-- Dataset --
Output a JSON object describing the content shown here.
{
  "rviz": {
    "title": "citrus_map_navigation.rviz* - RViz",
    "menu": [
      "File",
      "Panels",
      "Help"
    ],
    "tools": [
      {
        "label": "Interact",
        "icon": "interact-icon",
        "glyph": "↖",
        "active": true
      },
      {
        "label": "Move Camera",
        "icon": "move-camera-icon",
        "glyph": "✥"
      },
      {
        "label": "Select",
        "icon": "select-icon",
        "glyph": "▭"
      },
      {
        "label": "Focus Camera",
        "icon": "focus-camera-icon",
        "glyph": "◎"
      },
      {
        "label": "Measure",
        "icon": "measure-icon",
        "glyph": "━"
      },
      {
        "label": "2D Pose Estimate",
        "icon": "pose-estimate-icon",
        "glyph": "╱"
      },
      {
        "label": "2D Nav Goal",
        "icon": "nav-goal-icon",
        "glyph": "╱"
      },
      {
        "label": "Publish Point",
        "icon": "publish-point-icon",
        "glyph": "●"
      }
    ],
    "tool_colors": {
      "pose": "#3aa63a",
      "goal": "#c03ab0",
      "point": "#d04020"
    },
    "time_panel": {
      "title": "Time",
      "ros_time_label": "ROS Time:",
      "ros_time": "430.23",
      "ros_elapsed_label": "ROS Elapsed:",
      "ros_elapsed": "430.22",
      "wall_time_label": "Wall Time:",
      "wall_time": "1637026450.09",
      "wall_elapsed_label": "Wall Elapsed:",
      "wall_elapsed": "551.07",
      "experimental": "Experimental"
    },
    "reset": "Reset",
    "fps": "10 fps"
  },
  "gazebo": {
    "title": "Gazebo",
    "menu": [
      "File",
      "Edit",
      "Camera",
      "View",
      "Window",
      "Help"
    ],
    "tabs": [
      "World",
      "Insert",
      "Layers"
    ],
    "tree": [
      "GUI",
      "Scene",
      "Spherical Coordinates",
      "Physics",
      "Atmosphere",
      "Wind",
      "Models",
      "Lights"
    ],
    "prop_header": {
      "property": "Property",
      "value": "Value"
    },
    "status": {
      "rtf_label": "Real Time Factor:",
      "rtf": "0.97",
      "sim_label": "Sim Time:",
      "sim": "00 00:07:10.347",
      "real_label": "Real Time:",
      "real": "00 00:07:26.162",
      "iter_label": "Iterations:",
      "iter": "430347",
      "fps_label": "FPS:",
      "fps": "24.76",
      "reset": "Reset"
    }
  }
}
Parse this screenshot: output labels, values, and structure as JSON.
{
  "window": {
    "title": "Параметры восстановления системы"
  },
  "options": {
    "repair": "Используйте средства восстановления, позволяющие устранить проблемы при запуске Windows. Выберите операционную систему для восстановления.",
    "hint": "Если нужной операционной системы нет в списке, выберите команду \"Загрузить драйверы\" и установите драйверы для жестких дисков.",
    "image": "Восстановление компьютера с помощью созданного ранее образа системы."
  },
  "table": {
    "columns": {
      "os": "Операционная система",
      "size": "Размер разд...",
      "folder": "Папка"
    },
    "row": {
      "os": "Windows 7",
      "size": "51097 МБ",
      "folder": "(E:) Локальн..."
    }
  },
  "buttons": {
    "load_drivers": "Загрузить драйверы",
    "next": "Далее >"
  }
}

-- Directions --
Repeat the data in its entirety, character for character.

-- Correct output --
Output a JSON object describing the content shown here.
{
  "rviz": {
    "title": "citrus_map_navigation.rviz* - RViz",
    "menu": [
      "File",
      "Panels",
      "Help"
    ],
    "tools": [
      {
        "label": "Interact",
        "icon": "interact-icon",
        "glyph": "↖",
        "active": true
      },
      {
        "label": "Move Camera",
        "icon": "move-camera-icon",
        "glyph": "✥"
      },
      {
        "label": "Select",
        "icon": "select-icon",
        "glyph": "▭"
      },
      {
        "label": "Focus Camera",
        "icon": "focus-camera-icon",
        "glyph": "◎"
      },
      {
        "label": "Measure",
        "icon": "measure-icon",
        "glyph": "━"
      },
      {
        "label": "2D Pose Estimate",
        "icon": "pose-estimate-icon",
        "glyph": "╱"
      },
      {
        "label": "2D Nav Goal",
        "icon": "nav-goal-icon",
        "glyph": "╱"
      },
      {
        "label": "Publish Point",
        "icon": "publish-point-icon",
        "glyph": "●"
      }
    ],
    "tool_colors": {
      "pose": "#3aa63a",
      "goal": "#c03ab0",
      "point": "#d04020"
    },
    "time_panel": {
      "title": "Time",
      "ros_time_label": "ROS Time:",
      "ros_time": "430.23",
      "ros_elapsed_label": "ROS Elapsed:",
      "ros_elapsed": "430.22",
      "wall_time_label": "Wall Time:",
      "wall_time": "1637026450.09",
      "wall_elapsed_label": "Wall Elapsed:",
      "wall_elapsed": "551.07",
      "experimental": "Experimental"
    },
    "reset": "Reset",
    "fps": "10 fps"
  },
  "gazebo": {
    "title": "Gazebo",
    "menu": [
      "File",
      "Edit",
      "Camera",
      "View",
      "Window",
      "Help"
    ],
    "tabs": [
      "World",
      "Insert",
      "Layers"
    ],
    "tree": [
      "GUI",
      "Scene",
      "Spherical Coordinates",
      "Physics",
      "Atmosphere",
      "Wind",
      "Models",
      "Lights"
    ],
    "prop_header": {
      "property": "Property",
      "value": "Value"
    },
    "status": {
      "rtf_label": "Real Time Factor:",
      "rtf": "0.97",
      "sim_label": "Sim Time:",
      "sim": "00 00:07:10.347",
      "real_label": "Real Time:",
      "real": "00 00:07:26.162",
      "iter_label": "Iterations:",
      "iter": "430347",
      "fps_label": "FPS:",
      "fps": "24.76",
      "reset": "Reset"
    }
  }
}
Parse this screenshot: output labels, values, and structure as JSON.
{
  "window": {
    "title": "Параметры восстановления системы"
  },
  "options": {
    "repair": "Используйте средства восстановления, позволяющие устранить проблемы при запуске Windows. Выберите операционную систему для восстановления.",
    "hint": "Если нужной операционной системы нет в списке, выберите команду \"Загрузить драйверы\" и установите драйверы для жестких дисков.",
    "image": "Восстановление компьютера с помощью созданного ранее образа системы."
  },
  "table": {
    "columns": {
      "os": "Операционная система",
      "size": "Размер разд...",
      "folder": "Папка"
    },
    "row": {
      "os": "Windows 7",
      "size": "51097 МБ",
      "folder": "(E:) Локальн..."
    }
  },
  "buttons": {
    "load_drivers": "Загрузить драйверы",
    "next": "Далее >"
  }
}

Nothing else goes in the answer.